Input rows:
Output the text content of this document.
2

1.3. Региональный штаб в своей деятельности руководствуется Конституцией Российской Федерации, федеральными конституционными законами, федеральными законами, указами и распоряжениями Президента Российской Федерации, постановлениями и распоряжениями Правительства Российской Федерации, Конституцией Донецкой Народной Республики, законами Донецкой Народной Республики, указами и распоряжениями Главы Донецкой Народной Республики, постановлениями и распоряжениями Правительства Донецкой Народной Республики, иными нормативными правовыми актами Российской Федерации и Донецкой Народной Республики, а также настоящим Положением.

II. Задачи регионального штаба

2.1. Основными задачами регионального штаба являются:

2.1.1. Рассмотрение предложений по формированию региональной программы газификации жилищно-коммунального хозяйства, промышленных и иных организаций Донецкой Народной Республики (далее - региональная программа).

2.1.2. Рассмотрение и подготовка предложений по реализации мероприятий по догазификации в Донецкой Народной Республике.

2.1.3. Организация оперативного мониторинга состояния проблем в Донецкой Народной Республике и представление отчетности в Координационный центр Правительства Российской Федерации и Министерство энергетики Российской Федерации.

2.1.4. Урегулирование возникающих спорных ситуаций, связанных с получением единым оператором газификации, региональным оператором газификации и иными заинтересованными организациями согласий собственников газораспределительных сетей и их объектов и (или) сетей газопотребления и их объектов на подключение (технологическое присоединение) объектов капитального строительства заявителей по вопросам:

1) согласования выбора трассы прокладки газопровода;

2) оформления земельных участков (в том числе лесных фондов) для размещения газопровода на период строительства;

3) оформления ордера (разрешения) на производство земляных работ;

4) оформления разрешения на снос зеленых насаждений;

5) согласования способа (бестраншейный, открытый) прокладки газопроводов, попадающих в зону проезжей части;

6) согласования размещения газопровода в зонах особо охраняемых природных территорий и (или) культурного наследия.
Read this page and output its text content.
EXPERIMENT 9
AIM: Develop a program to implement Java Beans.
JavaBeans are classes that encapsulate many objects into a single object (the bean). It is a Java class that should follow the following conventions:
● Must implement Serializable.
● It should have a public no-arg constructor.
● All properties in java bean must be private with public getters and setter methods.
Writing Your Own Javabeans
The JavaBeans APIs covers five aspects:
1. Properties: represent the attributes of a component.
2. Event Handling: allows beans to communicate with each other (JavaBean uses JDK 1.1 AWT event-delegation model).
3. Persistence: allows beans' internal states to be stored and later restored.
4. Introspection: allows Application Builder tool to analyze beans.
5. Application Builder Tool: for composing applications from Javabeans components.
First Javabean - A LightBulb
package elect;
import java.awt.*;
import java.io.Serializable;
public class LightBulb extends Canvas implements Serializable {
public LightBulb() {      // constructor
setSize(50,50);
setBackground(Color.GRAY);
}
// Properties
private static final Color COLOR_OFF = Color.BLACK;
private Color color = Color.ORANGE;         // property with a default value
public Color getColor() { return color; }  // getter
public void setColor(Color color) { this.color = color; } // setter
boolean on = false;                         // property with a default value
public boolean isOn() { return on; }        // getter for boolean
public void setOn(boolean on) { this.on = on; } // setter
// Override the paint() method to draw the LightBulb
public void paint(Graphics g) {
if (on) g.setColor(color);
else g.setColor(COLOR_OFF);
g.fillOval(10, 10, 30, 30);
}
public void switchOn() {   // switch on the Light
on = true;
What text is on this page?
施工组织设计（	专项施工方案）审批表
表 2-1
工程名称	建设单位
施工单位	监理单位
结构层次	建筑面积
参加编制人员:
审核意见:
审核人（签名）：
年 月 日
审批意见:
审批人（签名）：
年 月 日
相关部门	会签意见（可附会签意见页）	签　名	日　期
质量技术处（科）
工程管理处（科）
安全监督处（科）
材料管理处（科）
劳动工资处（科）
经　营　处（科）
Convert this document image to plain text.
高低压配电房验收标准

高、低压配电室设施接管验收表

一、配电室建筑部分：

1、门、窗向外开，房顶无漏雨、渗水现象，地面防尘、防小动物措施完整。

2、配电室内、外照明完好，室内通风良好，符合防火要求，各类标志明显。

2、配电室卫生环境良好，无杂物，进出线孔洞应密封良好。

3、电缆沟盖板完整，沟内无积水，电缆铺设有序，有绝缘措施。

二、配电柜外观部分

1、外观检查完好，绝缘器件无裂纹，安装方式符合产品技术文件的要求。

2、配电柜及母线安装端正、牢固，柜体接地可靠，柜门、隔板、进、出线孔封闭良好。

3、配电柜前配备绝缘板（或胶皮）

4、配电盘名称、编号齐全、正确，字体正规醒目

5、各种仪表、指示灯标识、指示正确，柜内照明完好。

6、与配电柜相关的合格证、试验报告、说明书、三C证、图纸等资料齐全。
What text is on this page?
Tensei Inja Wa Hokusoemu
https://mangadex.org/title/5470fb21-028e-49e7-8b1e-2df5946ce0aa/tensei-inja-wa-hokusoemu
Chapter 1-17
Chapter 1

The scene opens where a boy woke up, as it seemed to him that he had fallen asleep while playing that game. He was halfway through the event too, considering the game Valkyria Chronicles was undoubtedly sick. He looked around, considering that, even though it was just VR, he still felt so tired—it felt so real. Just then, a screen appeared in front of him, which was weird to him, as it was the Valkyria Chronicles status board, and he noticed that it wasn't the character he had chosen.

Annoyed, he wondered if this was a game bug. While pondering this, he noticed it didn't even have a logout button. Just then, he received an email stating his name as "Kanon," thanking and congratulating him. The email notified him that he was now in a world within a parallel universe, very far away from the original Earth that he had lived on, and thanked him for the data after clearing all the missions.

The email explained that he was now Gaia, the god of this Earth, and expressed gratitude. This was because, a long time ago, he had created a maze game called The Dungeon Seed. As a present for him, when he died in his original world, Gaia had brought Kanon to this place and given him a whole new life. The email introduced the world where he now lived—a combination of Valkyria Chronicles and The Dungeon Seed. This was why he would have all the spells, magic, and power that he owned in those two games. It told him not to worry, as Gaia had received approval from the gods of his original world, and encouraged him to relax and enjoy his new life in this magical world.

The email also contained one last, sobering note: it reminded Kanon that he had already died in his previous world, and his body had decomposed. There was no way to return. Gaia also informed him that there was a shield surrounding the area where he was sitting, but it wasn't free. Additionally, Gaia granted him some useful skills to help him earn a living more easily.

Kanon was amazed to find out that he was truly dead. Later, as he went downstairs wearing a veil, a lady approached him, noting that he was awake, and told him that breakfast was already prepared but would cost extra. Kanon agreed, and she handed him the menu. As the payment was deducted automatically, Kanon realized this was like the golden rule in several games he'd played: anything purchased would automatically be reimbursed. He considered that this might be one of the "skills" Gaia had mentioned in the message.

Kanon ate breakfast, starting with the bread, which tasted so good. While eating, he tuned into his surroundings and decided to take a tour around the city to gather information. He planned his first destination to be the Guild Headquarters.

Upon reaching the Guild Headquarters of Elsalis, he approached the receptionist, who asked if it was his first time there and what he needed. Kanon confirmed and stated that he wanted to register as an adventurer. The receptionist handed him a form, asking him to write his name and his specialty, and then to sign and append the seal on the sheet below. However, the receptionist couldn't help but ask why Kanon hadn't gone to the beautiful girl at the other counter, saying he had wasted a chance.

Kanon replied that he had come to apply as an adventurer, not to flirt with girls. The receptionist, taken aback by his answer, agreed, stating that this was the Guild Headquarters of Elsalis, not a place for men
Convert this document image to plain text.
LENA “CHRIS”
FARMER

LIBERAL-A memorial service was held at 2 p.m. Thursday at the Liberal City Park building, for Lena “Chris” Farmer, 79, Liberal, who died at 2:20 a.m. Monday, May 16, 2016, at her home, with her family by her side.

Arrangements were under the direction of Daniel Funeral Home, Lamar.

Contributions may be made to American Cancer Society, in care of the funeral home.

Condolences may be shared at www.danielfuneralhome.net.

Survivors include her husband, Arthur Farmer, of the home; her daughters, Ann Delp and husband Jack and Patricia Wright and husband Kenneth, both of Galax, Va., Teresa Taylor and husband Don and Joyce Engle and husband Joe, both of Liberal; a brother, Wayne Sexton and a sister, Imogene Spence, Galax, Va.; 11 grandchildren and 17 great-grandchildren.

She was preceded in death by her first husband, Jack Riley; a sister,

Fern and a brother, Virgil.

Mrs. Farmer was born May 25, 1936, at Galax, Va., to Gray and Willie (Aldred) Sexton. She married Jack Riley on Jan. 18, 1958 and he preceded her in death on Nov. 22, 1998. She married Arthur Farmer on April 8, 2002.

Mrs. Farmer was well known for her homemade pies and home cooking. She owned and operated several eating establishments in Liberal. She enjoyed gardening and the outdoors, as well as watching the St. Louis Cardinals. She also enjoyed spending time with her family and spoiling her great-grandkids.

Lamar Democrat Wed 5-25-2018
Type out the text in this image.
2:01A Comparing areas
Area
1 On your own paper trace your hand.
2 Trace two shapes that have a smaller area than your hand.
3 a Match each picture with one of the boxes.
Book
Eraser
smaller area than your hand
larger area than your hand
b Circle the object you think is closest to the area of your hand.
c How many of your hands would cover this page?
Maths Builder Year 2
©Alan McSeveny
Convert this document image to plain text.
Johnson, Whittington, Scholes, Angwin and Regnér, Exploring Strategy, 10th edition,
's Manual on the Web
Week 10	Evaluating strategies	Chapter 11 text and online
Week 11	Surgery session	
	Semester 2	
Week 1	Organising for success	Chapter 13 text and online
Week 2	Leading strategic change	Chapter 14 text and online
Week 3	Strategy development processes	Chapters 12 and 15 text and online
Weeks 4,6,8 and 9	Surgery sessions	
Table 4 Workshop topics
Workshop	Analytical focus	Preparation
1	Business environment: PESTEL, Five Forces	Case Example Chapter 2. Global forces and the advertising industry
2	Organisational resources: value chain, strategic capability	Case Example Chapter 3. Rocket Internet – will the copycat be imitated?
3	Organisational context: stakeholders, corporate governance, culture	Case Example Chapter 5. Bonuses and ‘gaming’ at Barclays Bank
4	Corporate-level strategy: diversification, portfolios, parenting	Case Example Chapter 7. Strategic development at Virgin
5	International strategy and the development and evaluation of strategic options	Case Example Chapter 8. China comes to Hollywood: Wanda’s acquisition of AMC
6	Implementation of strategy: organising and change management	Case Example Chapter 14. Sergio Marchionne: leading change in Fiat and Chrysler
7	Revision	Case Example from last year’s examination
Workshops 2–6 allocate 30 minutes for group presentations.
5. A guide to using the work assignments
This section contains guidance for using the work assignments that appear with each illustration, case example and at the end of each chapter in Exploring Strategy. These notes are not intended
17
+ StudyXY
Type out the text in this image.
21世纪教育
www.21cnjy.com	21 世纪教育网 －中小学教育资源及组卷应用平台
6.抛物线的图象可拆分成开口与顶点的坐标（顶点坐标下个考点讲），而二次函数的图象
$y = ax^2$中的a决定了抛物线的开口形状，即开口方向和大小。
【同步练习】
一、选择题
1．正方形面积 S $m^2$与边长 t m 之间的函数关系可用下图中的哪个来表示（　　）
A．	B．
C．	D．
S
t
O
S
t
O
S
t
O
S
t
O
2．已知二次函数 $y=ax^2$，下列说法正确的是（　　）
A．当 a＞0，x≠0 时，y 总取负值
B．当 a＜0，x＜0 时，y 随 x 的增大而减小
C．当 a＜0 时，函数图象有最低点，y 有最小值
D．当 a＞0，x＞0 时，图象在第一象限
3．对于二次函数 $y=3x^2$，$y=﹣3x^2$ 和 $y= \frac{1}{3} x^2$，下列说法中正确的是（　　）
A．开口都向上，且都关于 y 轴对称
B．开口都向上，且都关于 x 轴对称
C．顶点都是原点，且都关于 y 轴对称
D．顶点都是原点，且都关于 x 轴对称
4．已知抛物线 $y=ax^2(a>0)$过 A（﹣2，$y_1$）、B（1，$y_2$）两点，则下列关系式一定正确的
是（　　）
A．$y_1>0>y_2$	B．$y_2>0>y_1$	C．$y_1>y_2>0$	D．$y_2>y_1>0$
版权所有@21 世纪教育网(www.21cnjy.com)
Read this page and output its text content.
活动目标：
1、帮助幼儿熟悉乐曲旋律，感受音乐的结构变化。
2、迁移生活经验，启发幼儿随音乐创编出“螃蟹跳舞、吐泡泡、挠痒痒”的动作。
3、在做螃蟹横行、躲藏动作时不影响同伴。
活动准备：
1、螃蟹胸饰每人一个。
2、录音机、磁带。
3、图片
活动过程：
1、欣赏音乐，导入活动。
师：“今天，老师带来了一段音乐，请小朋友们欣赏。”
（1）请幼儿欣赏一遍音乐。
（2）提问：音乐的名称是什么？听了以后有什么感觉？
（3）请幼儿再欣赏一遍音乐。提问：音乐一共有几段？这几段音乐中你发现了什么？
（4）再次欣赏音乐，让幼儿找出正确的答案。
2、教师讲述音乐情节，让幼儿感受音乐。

Requirement: From the listing, copy every line where the string "void" appears.

Task response:
public void setColor(Color color) { this.color = color; } // setter
public void setOn(boolean on) { this.on = on; } // setter
public void paint(Graphics g) {
public void switchOn() {   // switch on the Light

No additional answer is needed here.